• [Aim of the exercise]:
All of the records below must be output exactly, with no pictures carried over.

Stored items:
----------------

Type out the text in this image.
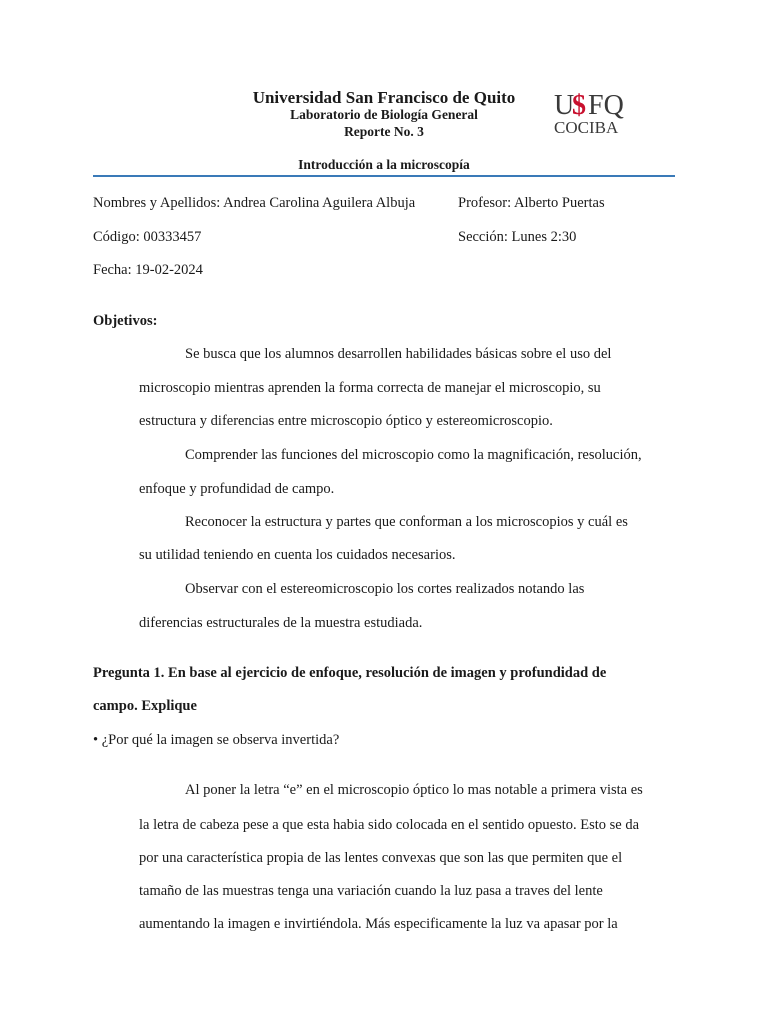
Universidad San Francisco de Quito
Laboratorio de Biología General
Reporte No. 3
U
$ FQ
COCIBA
Introducción a la microscopía
Nombres y Apellidos: Andrea Carolina Aguilera Albuja	Profesor: Alberto Puertas
Código: 00333457	Sección: Lunes 2:30
Fecha: 19-02-2024
Objetivos:
Se busca que los alumnos desarrollen habilidades básicas sobre el uso del
microscopio mientras aprenden la forma correcta de manejar el microscopio, su
estructura y diferencias entre microscopio óptico y estereomicroscopio.
Comprender las funciones del microscopio como la magnificación, resolución,
enfoque y profundidad de campo.
Reconocer la estructura y partes que conforman a los microscopios y cuál es
su utilidad teniendo en cuenta los cuidados necesarios.
Observar con el estereomicroscopio los cortes realizados notando las
diferencias estructurales de la muestra estudiada.
Pregunta 1. En base al ejercicio de enfoque, resolución de imagen y profundidad de
campo. Explique
• ¿Por qué la imagen se observa invertida?
Al poner la letra “e” en el microscopio óptico lo mas notable a primera vista es
la letra de cabeza pese a que esta habia sido colocada en el sentido opuesto. Esto se da
por una característica propia de las lentes convexas que son las que permiten que el
tamaño de las muestras tenga una variación cuando la luz pasa a traves del lente
aumentando la imagen e invirtiéndola. Más especificamente la luz va apasar por la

----------------

• [Complete response]:
Type out the text in this image.
Universidad San Francisco de Quito
Laboratorio de Biología General
Reporte No. 3
U
$ FQ
COCIBA
Introducción a la microscopía
Nombres y Apellidos: Andrea Carolina Aguilera Albuja	Profesor: Alberto Puertas
Código: 00333457	Sección: Lunes 2:30
Fecha: 19-02-2024
Objetivos:
Se busca que los alumnos desarrollen habilidades básicas sobre el uso del
microscopio mientras aprenden la forma correcta de manejar el microscopio, su
estructura y diferencias entre microscopio óptico y estereomicroscopio.
Comprender las funciones del microscopio como la magnificación, resolución,
enfoque y profundidad de campo.
Reconocer la estructura y partes que conforman a los microscopios y cuál es
su utilidad teniendo en cuenta los cuidados necesarios.
Observar con el estereomicroscopio los cortes realizados notando las
diferencias estructurales de la muestra estudiada.
Pregunta 1. En base al ejercicio de enfoque, resolución de imagen y profundidad de
campo. Explique
• ¿Por qué la imagen se observa invertida?
Al poner la letra “e” en el microscopio óptico lo mas notable a primera vista es
la letra de cabeza pese a que esta habia sido colocada en el sentido opuesto. Esto se da
por una característica propia de las lentes convexas que son las que permiten que el
tamaño de las muestras tenga una variación cuando la luz pasa a traves del lente
aumentando la imagen e invirtiéndola. Más especificamente la luz va apasar por la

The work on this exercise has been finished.